• Exercise task: Search the listing for the string "mercredi" and copy every line that contains it.

---------------

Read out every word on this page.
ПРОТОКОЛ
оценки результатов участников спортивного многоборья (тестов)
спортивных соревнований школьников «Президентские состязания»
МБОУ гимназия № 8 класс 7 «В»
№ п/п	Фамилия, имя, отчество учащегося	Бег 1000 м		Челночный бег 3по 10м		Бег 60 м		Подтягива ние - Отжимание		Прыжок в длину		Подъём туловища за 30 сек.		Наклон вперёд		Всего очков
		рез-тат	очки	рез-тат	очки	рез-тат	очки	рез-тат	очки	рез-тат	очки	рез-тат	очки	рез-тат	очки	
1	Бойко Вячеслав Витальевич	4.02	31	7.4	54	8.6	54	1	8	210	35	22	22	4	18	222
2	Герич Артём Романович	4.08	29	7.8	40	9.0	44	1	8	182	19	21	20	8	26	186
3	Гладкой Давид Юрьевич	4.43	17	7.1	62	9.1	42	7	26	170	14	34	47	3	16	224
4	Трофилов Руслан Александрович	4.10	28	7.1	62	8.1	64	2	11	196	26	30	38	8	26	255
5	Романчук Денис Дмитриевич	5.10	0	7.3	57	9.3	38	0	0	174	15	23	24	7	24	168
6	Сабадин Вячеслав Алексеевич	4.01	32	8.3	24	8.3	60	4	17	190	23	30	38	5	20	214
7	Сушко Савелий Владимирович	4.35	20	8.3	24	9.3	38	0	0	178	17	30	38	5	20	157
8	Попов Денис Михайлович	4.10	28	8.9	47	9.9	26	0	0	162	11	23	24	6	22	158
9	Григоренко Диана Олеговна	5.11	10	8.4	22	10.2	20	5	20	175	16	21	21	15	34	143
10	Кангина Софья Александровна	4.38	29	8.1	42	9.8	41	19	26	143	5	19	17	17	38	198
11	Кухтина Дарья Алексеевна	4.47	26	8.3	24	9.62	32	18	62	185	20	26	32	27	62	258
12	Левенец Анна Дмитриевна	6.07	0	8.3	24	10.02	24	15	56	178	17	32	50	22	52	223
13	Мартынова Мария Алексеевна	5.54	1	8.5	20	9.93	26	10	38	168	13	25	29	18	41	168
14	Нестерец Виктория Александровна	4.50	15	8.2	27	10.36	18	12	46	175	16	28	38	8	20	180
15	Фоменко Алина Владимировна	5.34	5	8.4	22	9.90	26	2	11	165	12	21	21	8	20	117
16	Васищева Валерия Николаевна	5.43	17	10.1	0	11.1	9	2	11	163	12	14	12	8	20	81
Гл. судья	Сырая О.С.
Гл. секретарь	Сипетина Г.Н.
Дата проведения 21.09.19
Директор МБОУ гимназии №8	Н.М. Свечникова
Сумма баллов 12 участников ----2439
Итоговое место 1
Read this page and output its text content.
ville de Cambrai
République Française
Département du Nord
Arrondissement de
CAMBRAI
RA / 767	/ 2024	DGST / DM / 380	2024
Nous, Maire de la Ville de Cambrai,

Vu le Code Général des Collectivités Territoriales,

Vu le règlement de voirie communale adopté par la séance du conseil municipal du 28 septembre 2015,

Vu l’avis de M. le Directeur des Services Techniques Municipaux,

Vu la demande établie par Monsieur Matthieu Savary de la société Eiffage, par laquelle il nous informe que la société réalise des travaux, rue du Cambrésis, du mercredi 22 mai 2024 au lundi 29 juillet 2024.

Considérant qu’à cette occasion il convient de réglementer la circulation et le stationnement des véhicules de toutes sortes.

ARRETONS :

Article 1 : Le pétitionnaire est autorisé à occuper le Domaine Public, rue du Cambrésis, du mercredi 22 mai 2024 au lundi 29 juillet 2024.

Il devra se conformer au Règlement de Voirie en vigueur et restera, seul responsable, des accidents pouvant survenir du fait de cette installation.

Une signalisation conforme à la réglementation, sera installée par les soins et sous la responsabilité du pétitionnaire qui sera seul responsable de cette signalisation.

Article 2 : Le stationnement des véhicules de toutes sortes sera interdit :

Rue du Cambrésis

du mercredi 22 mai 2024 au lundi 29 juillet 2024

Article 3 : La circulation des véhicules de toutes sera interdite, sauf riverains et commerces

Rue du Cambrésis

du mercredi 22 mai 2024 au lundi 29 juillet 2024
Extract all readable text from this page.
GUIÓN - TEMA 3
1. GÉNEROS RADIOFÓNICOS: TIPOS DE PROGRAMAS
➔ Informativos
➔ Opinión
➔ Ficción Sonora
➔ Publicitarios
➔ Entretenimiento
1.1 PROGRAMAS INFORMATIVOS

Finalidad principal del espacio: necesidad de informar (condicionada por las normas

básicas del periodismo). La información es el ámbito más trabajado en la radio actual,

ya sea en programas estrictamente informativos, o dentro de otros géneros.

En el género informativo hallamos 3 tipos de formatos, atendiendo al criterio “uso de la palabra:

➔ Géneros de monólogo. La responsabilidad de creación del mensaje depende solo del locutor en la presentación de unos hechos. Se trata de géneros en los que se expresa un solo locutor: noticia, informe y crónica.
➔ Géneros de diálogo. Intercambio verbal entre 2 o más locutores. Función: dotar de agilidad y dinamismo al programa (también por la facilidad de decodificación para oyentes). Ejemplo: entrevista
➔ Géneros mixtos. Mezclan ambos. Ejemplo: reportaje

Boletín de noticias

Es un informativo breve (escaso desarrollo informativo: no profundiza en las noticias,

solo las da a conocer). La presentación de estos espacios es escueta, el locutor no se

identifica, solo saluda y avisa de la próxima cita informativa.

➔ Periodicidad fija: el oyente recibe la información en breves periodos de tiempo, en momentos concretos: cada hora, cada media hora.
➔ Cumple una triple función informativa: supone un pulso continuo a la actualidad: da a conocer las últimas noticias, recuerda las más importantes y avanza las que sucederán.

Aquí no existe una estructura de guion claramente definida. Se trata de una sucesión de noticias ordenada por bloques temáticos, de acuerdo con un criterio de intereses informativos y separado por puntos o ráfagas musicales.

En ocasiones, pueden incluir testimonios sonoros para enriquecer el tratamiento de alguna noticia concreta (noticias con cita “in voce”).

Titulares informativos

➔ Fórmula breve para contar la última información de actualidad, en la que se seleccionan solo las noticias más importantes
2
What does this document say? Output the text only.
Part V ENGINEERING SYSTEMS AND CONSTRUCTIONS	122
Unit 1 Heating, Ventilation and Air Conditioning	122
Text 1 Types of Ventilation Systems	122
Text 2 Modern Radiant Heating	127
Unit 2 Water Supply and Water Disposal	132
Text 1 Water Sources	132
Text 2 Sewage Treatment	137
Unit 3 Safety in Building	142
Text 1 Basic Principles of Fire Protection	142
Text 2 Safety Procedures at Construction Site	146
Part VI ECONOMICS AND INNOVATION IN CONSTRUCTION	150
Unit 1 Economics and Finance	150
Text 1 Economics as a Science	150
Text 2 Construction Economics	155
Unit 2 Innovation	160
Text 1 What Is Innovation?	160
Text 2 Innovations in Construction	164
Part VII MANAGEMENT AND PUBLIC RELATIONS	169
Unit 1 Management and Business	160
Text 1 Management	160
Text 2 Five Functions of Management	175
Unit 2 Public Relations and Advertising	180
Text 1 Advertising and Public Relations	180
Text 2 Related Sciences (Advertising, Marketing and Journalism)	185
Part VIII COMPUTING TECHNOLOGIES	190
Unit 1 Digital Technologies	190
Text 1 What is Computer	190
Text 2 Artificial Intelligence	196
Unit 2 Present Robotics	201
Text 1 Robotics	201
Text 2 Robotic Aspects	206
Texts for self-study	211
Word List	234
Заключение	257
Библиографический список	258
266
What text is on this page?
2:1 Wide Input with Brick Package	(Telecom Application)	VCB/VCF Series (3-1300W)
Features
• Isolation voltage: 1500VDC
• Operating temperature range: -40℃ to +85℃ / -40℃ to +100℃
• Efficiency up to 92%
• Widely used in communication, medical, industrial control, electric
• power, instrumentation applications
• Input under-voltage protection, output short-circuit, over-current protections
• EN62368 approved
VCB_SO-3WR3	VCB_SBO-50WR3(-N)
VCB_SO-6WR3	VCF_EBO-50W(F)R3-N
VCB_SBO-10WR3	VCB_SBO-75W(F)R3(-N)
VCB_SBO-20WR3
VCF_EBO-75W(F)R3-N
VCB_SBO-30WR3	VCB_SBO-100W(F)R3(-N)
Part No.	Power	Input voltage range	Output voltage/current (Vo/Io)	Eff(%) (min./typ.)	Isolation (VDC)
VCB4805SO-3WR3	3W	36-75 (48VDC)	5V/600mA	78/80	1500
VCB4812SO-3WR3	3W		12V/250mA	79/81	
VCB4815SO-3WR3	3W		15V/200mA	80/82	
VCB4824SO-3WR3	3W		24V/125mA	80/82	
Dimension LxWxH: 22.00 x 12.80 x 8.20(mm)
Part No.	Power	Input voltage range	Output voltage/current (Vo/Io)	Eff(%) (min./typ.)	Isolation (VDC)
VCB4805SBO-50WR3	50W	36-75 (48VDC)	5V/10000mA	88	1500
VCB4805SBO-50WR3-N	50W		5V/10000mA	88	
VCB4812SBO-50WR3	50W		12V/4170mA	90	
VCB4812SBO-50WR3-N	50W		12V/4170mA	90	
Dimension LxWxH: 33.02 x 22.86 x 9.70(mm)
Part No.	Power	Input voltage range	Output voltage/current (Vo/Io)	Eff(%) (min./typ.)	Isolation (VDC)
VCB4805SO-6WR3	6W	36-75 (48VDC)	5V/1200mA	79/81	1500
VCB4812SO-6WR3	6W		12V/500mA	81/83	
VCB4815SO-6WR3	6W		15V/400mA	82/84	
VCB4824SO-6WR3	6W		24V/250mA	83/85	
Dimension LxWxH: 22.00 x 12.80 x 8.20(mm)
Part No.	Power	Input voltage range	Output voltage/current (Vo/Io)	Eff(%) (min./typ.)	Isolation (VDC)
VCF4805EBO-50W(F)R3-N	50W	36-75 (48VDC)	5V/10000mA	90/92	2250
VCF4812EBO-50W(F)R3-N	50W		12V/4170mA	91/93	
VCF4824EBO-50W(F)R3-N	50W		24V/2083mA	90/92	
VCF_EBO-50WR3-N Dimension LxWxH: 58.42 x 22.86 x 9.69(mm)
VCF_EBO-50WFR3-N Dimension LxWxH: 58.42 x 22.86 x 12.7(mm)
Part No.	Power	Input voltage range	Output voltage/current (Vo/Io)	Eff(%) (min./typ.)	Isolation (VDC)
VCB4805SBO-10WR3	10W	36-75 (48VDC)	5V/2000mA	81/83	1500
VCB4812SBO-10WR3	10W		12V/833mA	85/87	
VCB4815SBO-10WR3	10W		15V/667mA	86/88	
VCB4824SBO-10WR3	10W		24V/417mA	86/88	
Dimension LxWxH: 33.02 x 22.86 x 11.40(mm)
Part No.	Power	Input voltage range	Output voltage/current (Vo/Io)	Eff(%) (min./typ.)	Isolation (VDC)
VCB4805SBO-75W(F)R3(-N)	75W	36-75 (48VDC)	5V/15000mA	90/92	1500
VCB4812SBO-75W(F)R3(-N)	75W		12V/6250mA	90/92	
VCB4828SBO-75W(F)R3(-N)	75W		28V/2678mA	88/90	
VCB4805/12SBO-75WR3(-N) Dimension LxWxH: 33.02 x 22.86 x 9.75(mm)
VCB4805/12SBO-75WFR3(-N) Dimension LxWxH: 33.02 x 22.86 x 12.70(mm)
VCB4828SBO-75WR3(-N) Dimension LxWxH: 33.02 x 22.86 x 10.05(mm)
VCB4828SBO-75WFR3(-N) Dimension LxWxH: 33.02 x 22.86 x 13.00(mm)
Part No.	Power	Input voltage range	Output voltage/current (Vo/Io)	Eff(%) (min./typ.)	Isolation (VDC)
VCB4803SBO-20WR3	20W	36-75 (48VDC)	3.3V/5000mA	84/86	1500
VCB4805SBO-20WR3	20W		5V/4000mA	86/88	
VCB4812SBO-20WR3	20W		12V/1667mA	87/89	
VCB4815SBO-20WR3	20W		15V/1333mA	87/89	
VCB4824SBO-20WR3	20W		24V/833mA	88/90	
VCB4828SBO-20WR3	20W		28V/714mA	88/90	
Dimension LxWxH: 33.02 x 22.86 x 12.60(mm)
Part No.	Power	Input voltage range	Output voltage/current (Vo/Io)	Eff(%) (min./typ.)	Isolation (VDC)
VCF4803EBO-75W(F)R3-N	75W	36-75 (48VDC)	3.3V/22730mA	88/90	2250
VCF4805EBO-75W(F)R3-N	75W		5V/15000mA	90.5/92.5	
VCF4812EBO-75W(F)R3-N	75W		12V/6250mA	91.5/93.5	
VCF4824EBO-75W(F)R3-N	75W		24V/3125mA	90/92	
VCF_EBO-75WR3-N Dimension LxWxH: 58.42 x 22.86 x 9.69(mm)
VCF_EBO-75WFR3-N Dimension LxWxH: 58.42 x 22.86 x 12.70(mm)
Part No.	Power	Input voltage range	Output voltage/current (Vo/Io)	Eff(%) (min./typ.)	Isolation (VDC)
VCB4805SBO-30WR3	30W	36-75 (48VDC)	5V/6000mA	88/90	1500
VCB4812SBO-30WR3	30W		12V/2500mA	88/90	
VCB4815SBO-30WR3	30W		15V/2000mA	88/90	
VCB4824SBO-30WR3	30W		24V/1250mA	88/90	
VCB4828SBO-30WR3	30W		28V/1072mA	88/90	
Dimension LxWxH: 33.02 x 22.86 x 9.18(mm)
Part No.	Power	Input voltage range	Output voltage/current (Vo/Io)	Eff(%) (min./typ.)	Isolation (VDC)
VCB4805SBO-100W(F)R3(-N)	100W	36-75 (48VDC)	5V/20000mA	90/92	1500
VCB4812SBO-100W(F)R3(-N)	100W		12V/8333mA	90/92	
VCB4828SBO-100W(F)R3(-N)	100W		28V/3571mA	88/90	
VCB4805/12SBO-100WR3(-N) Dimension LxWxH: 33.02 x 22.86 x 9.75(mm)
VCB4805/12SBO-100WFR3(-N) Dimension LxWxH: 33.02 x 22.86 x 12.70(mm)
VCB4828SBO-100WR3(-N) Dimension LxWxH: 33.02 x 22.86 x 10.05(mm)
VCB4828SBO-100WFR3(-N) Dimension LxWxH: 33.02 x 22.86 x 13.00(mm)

---------------

• Correct output:
Vu la demande établie par Monsieur Matthieu Savary de la société Eiffage, par laquelle il nous informe que la société réalise des travaux, rue du Cambrésis, du mercredi 22 mai 2024 au lundi 29 juillet 2024.
Article 1 : Le pétitionnaire est autorisé à occuper le Domaine Public, rue du Cambrésis, du mercredi 22 mai 2024 au lundi 29 juillet 2024.
du mercredi 22 mai 2024 au lundi 29 juillet 2024
du mercredi 22 mai 2024 au lundi 29 juillet 2024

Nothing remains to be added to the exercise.